WORK TO BE COMPLETED: Please repeat all of the lines that follow, exactly as written.
* Start *
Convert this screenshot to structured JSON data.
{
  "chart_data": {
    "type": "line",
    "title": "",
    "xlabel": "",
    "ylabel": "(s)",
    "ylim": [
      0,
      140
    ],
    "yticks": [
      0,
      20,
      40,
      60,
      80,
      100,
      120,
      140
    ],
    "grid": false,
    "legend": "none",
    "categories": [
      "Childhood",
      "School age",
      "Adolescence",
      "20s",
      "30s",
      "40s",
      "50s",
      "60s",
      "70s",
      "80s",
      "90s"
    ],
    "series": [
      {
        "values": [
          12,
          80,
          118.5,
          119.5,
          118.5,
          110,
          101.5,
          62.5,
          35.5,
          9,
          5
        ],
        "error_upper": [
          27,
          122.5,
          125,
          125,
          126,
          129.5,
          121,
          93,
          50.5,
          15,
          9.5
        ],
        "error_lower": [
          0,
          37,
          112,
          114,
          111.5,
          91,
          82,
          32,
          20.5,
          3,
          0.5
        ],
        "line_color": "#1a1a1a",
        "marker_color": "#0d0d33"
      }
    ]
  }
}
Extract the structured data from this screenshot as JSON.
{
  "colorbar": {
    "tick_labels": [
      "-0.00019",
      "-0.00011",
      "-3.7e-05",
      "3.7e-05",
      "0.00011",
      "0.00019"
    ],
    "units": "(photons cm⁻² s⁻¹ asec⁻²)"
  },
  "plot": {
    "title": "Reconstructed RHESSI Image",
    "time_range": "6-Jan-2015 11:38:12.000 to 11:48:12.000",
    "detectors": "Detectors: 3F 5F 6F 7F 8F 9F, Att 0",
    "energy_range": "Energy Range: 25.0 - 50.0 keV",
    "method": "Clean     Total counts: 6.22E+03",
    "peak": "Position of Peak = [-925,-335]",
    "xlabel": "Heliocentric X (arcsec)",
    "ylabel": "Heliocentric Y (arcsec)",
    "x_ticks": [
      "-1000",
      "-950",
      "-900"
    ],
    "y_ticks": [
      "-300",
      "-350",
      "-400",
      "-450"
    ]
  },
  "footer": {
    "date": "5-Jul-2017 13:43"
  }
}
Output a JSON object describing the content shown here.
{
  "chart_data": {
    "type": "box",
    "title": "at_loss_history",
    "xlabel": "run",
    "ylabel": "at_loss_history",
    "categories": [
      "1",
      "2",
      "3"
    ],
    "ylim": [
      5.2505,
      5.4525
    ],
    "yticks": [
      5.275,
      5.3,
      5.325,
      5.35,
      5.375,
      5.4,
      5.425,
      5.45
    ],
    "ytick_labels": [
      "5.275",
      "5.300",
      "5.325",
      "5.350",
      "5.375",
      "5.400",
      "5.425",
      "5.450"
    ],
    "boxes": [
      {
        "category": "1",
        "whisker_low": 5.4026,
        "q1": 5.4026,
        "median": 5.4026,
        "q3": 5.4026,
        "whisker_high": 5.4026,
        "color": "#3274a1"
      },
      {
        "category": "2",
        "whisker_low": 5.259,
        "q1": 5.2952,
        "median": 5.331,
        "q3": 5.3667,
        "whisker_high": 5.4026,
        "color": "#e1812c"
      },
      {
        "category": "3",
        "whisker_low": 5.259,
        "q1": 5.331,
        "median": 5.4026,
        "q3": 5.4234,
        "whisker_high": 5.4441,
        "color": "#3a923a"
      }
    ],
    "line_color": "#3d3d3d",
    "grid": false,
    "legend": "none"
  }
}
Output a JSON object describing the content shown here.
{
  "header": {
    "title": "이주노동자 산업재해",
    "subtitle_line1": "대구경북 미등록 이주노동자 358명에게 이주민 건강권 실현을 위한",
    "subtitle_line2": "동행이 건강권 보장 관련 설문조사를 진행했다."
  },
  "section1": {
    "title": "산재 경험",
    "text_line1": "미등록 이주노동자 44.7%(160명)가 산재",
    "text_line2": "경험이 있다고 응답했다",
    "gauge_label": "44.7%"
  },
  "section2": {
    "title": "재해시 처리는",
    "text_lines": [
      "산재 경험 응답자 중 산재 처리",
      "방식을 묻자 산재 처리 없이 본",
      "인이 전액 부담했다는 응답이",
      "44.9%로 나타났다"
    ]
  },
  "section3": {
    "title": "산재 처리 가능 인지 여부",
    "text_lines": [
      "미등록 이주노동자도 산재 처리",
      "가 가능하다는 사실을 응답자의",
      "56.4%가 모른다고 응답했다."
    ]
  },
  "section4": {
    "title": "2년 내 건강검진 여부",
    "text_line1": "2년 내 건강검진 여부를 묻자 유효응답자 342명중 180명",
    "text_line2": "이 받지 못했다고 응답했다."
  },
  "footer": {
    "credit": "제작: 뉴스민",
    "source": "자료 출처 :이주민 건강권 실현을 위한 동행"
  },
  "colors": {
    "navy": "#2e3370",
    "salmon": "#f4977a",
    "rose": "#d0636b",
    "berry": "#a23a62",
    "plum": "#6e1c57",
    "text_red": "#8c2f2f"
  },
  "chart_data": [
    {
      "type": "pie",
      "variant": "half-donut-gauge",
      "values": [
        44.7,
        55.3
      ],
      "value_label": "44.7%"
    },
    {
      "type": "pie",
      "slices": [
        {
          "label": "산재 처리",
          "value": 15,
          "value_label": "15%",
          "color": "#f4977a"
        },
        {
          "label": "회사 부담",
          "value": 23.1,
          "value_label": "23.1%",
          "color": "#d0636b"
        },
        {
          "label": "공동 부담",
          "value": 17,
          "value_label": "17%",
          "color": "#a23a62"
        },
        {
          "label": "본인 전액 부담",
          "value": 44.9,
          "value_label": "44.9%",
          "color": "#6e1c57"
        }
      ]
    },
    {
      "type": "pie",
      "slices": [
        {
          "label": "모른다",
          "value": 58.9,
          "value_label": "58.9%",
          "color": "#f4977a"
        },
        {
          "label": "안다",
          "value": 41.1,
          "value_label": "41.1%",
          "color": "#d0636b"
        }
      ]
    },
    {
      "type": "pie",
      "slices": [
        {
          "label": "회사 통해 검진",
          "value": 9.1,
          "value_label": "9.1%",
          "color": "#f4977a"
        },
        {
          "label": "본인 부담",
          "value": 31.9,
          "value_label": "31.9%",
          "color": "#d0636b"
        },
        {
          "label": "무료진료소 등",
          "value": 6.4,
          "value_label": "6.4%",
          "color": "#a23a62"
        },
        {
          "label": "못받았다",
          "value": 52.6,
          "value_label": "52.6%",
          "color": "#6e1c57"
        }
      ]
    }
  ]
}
* End *
OUTPUT FOR THIS EXERCISE:
Convert this screenshot to structured JSON data.
{
  "chart_data": {
    "type": "line",
    "title": "",
    "xlabel": "",
    "ylabel": "(s)",
    "ylim": [
      0,
      140
    ],
    "yticks": [
      0,
      20,
      40,
      60,
      80,
      100,
      120,
      140
    ],
    "grid": false,
    "legend": "none",
    "categories": [
      "Childhood",
      "School age",
      "Adolescence",
      "20s",
      "30s",
      "40s",
      "50s",
      "60s",
      "70s",
      "80s",
      "90s"
    ],
    "series": [
      {
        "values": [
          12,
          80,
          118.5,
          119.5,
          118.5,
          110,
          101.5,
          62.5,
          35.5,
          9,
          5
        ],
        "error_upper": [
          27,
          122.5,
          125,
          125,
          126,
          129.5,
          121,
          93,
          50.5,
          15,
          9.5
        ],
        "error_lower": [
          0,
          37,
          112,
          114,
          111.5,
          91,
          82,
          32,
          20.5,
          3,
          0.5
        ],
        "line_color": "#1a1a1a",
        "marker_color": "#0d0d33"
      }
    ]
  }
}
Extract the structured data from this screenshot as JSON.
{
  "colorbar": {
    "tick_labels": [
      "-0.00019",
      "-0.00011",
      "-3.7e-05",
      "3.7e-05",
      "0.00011",
      "0.00019"
    ],
    "units": "(photons cm⁻² s⁻¹ asec⁻²)"
  },
  "plot": {
    "title": "Reconstructed RHESSI Image",
    "time_range": "6-Jan-2015 11:38:12.000 to 11:48:12.000",
    "detectors": "Detectors: 3F 5F 6F 7F 8F 9F, Att 0",
    "energy_range": "Energy Range: 25.0 - 50.0 keV",
    "method": "Clean     Total counts: 6.22E+03",
    "peak": "Position of Peak = [-925,-335]",
    "xlabel": "Heliocentric X (arcsec)",
    "ylabel": "Heliocentric Y (arcsec)",
    "x_ticks": [
      "-1000",
      "-950",
      "-900"
    ],
    "y_ticks": [
      "-300",
      "-350",
      "-400",
      "-450"
    ]
  },
  "footer": {
    "date": "5-Jul-2017 13:43"
  }
}
Output a JSON object describing the content shown here.
{
  "chart_data": {
    "type": "box",
    "title": "at_loss_history",
    "xlabel": "run",
    "ylabel": "at_loss_history",
    "categories": [
      "1",
      "2",
      "3"
    ],
    "ylim": [
      5.2505,
      5.4525
    ],
    "yticks": [
      5.275,
      5.3,
      5.325,
      5.35,
      5.375,
      5.4,
      5.425,
      5.45
    ],
    "ytick_labels": [
      "5.275",
      "5.300",
      "5.325",
      "5.350",
      "5.375",
      "5.400",
      "5.425",
      "5.450"
    ],
    "boxes": [
      {
        "category": "1",
        "whisker_low": 5.4026,
        "q1": 5.4026,
        "median": 5.4026,
        "q3": 5.4026,
        "whisker_high": 5.4026,
        "color": "#3274a1"
      },
      {
        "category": "2",
        "whisker_low": 5.259,
        "q1": 5.2952,
        "median": 5.331,
        "q3": 5.3667,
        "whisker_high": 5.4026,
        "color": "#e1812c"
      },
      {
        "category": "3",
        "whisker_low": 5.259,
        "q1": 5.331,
        "median": 5.4026,
        "q3": 5.4234,
        "whisker_high": 5.4441,
        "color": "#3a923a"
      }
    ],
    "line_color": "#3d3d3d",
    "grid": false,
    "legend": "none"
  }
}
Output a JSON object describing the content shown here.
{
  "header": {
    "title": "이주노동자 산업재해",
    "subtitle_line1": "대구경북 미등록 이주노동자 358명에게 이주민 건강권 실현을 위한",
    "subtitle_line2": "동행이 건강권 보장 관련 설문조사를 진행했다."
  },
  "section1": {
    "title": "산재 경험",
    "text_line1": "미등록 이주노동자 44.7%(160명)가 산재",
    "text_line2": "경험이 있다고 응답했다",
    "gauge_label": "44.7%"
  },
  "section2": {
    "title": "재해시 처리는",
    "text_lines": [
      "산재 경험 응답자 중 산재 처리",
      "방식을 묻자 산재 처리 없이 본",
      "인이 전액 부담했다는 응답이",
      "44.9%로 나타났다"
    ]
  },
  "section3": {
    "title": "산재 처리 가능 인지 여부",
    "text_lines": [
      "미등록 이주노동자도 산재 처리",
      "가 가능하다는 사실을 응답자의",
      "56.4%가 모른다고 응답했다."
    ]
  },
  "section4": {
    "title": "2년 내 건강검진 여부",
    "text_line1": "2년 내 건강검진 여부를 묻자 유효응답자 342명중 180명",
    "text_line2": "이 받지 못했다고 응답했다."
  },
  "footer": {
    "credit": "제작: 뉴스민",
    "source": "자료 출처 :이주민 건강권 실현을 위한 동행"
  },
  "colors": {
    "navy": "#2e3370",
    "salmon": "#f4977a",
    "rose": "#d0636b",
    "berry": "#a23a62",
    "plum": "#6e1c57",
    "text_red": "#8c2f2f"
  },
  "chart_data": [
    {
      "type": "pie",
      "variant": "half-donut-gauge",
      "values": [
        44.7,
        55.3
      ],
      "value_label": "44.7%"
    },
    {
      "type": "pie",
      "slices": [
        {
          "label": "산재 처리",
          "value": 15,
          "value_label": "15%",
          "color": "#f4977a"
        },
        {
          "label": "회사 부담",
          "value": 23.1,
          "value_label": "23.1%",
          "color": "#d0636b"
        },
        {
          "label": "공동 부담",
          "value": 17,
          "value_label": "17%",
          "color": "#a23a62"
        },
        {
          "label": "본인 전액 부담",
          "value": 44.9,
          "value_label": "44.9%",
          "color": "#6e1c57"
        }
      ]
    },
    {
      "type": "pie",
      "slices": [
        {
          "label": "모른다",
          "value": 58.9,
          "value_label": "58.9%",
          "color": "#f4977a"
        },
        {
          "label": "안다",
          "value": 41.1,
          "value_label": "41.1%",
          "color": "#d0636b"
        }
      ]
    },
    {
      "type": "pie",
      "slices": [
        {
          "label": "회사 통해 검진",
          "value": 9.1,
          "value_label": "9.1%",
          "color": "#f4977a"
        },
        {
          "label": "본인 부담",
          "value": 31.9,
          "value_label": "31.9%",
          "color": "#d0636b"
        },
        {
          "label": "무료진료소 등",
          "value": 6.4,
          "value_label": "6.4%",
          "color": "#a23a62"
        },
        {
          "label": "못받았다",
          "value": 52.6,
          "value_label": "52.6%",
          "color": "#6e1c57"
        }
      ]
    }
  ]
}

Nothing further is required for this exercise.